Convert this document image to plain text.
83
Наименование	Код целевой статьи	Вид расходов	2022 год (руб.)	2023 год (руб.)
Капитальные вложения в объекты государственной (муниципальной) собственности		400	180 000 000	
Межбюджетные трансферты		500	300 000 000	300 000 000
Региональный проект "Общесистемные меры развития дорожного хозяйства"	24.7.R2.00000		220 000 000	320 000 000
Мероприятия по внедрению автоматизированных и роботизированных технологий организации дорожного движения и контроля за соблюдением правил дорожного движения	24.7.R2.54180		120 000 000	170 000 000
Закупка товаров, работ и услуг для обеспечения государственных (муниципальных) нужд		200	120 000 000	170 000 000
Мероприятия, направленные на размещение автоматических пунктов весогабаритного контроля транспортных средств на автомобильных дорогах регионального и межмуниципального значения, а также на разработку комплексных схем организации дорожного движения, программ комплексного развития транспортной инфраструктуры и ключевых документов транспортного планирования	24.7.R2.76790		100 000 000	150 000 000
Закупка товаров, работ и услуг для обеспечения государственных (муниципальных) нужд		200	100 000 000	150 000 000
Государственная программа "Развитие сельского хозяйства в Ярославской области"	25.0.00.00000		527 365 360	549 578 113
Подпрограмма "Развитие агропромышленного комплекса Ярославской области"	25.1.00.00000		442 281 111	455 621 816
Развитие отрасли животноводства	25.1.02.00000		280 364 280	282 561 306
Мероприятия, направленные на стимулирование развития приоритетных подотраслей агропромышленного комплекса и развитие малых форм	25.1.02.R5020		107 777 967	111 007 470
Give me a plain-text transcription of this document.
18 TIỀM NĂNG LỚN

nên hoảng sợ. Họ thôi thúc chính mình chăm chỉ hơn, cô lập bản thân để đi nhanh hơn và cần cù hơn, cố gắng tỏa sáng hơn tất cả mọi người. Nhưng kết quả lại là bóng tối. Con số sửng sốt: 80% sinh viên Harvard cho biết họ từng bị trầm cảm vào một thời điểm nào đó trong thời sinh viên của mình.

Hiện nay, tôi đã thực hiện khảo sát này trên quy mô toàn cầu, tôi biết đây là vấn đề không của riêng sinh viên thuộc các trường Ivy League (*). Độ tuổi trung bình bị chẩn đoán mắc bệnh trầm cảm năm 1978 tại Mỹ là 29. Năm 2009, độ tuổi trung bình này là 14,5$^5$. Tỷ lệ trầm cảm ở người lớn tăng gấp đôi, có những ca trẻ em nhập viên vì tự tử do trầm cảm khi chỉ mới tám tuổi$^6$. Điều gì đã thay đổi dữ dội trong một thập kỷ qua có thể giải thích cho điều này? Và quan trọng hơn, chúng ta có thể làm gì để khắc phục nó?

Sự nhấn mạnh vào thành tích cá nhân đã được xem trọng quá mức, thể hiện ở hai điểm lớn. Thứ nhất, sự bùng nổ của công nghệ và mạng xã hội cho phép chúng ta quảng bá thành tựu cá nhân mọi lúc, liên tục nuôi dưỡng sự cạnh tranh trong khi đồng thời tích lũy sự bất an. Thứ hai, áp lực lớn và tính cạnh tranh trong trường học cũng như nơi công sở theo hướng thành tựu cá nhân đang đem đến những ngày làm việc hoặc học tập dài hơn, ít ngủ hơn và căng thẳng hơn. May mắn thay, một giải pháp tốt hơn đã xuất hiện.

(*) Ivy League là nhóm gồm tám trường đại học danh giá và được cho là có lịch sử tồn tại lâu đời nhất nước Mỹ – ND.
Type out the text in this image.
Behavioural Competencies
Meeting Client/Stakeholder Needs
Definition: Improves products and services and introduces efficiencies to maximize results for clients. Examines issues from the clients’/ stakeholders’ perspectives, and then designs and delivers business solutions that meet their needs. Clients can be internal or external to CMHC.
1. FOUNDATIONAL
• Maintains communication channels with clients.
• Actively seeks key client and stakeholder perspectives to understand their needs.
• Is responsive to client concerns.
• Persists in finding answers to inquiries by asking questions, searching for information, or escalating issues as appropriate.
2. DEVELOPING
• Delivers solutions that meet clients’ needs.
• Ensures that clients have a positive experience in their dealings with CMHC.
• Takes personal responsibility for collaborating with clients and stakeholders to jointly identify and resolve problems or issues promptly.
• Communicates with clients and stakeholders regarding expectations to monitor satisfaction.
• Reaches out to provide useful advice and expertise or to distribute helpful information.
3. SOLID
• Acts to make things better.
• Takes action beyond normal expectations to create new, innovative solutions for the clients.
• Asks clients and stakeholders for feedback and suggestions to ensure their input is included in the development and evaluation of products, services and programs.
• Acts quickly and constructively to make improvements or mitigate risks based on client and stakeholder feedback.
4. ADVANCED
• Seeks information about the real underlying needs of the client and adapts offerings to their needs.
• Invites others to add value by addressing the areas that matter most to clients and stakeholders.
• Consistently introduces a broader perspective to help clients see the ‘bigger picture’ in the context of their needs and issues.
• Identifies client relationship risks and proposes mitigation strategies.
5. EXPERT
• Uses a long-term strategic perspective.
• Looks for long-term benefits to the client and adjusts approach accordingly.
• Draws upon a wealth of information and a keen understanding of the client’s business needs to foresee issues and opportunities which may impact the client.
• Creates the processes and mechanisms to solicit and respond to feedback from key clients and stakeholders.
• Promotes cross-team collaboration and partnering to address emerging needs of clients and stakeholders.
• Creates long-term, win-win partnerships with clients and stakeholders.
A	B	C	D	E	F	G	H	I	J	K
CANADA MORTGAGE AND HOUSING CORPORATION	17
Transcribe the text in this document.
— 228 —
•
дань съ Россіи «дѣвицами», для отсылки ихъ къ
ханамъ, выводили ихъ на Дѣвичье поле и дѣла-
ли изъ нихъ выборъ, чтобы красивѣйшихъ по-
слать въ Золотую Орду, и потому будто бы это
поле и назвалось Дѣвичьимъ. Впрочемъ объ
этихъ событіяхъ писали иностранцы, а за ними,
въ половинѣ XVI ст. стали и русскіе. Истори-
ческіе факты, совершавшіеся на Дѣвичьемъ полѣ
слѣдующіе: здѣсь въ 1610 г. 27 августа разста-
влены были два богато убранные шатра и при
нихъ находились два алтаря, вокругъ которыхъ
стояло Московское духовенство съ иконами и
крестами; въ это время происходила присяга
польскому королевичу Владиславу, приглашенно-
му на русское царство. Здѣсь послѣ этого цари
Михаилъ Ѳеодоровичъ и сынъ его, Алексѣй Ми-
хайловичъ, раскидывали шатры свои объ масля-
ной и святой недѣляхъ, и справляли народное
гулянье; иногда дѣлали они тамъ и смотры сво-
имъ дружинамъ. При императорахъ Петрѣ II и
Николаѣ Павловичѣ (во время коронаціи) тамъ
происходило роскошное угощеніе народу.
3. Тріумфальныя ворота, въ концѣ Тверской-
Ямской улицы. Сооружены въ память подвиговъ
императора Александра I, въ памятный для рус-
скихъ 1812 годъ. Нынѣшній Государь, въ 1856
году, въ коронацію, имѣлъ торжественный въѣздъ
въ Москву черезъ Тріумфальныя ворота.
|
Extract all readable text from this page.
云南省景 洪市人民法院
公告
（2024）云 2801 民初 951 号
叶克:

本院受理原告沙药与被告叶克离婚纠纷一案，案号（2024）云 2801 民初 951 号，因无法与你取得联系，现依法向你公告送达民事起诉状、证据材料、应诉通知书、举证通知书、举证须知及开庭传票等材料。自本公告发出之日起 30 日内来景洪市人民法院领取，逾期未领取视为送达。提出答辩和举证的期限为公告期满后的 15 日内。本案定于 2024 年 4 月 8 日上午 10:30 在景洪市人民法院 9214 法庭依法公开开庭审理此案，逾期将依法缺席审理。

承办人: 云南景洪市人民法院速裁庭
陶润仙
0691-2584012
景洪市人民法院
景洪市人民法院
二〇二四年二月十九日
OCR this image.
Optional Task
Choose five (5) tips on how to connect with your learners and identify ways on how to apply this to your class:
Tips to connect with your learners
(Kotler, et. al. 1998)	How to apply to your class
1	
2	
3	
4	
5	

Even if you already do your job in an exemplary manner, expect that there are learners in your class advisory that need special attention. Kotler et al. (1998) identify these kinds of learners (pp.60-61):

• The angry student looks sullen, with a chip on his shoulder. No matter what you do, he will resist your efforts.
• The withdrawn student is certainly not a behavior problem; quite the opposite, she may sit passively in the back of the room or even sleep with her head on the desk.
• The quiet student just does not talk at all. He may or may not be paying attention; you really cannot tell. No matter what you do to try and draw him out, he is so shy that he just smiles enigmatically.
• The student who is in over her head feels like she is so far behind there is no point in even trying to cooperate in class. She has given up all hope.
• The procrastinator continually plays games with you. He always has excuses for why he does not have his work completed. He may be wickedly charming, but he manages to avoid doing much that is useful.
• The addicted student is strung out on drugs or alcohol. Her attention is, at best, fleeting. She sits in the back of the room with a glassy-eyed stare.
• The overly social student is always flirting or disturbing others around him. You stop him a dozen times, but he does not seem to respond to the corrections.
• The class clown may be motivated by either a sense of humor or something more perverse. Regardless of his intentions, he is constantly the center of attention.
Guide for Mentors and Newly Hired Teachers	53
+===+
* GIVEN EXERCISE
Lines of the material that contain the word "room" are to be gathered.

* ANSWER TO THE PROBLEM
• The withdrawn student is certainly not a behavior problem; quite the opposite, she may sit passively in the back of the room or even sleep with her head on the desk.
• The addicted student is strung out on drugs or alcohol. Her attention is, at best, fleeting. She sits in the back of the room with a glassy-eyed stare.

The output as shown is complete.